--- Request ---
Work through the entries below and report how many lines include "across". The number alone is the answer.

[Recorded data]

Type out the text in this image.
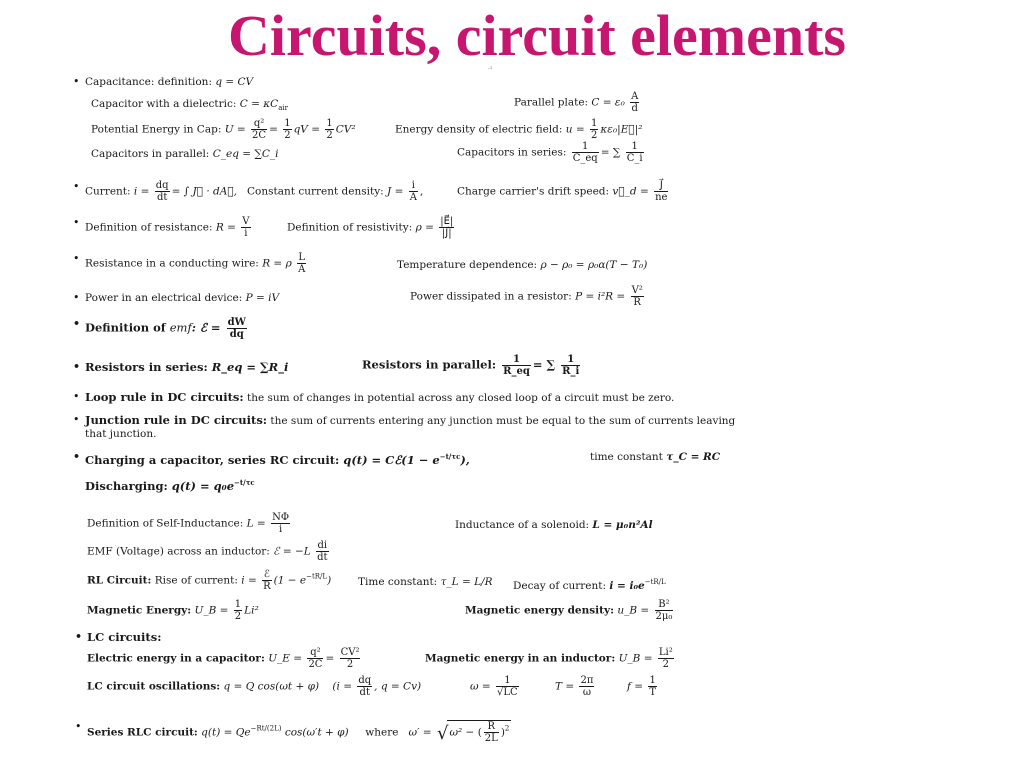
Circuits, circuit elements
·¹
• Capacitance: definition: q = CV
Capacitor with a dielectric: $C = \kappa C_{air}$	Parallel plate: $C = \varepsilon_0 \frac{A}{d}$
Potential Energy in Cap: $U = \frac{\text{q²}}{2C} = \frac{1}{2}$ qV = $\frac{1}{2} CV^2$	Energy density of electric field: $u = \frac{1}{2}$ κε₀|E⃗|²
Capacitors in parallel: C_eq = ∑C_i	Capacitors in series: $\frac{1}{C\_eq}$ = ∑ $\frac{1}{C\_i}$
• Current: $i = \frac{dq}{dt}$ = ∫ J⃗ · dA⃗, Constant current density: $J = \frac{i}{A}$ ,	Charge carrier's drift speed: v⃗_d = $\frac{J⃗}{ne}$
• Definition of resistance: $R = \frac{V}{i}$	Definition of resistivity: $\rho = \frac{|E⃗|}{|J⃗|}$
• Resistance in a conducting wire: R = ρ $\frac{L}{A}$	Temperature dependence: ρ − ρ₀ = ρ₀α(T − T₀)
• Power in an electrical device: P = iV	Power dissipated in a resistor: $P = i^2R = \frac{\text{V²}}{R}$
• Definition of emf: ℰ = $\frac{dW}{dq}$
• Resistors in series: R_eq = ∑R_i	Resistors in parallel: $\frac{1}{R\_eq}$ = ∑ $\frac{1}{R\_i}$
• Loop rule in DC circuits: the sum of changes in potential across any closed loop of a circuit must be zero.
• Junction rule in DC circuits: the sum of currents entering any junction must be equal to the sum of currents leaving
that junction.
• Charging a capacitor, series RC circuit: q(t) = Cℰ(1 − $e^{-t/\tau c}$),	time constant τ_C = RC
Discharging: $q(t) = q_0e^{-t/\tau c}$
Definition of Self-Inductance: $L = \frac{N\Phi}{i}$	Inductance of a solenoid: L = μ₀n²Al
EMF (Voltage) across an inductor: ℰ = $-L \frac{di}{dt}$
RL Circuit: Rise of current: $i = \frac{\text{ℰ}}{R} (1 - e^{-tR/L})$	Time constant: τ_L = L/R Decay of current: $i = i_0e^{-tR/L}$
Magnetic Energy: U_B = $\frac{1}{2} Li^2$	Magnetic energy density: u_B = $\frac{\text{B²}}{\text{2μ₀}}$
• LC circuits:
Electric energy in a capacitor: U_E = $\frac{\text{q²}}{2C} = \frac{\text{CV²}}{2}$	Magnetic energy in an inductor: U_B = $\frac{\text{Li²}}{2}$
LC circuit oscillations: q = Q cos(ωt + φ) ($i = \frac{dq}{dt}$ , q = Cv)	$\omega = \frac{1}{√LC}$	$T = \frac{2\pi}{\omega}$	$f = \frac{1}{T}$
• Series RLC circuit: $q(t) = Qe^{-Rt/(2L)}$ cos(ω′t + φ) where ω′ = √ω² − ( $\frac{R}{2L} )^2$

--- Solution for this problem ---
2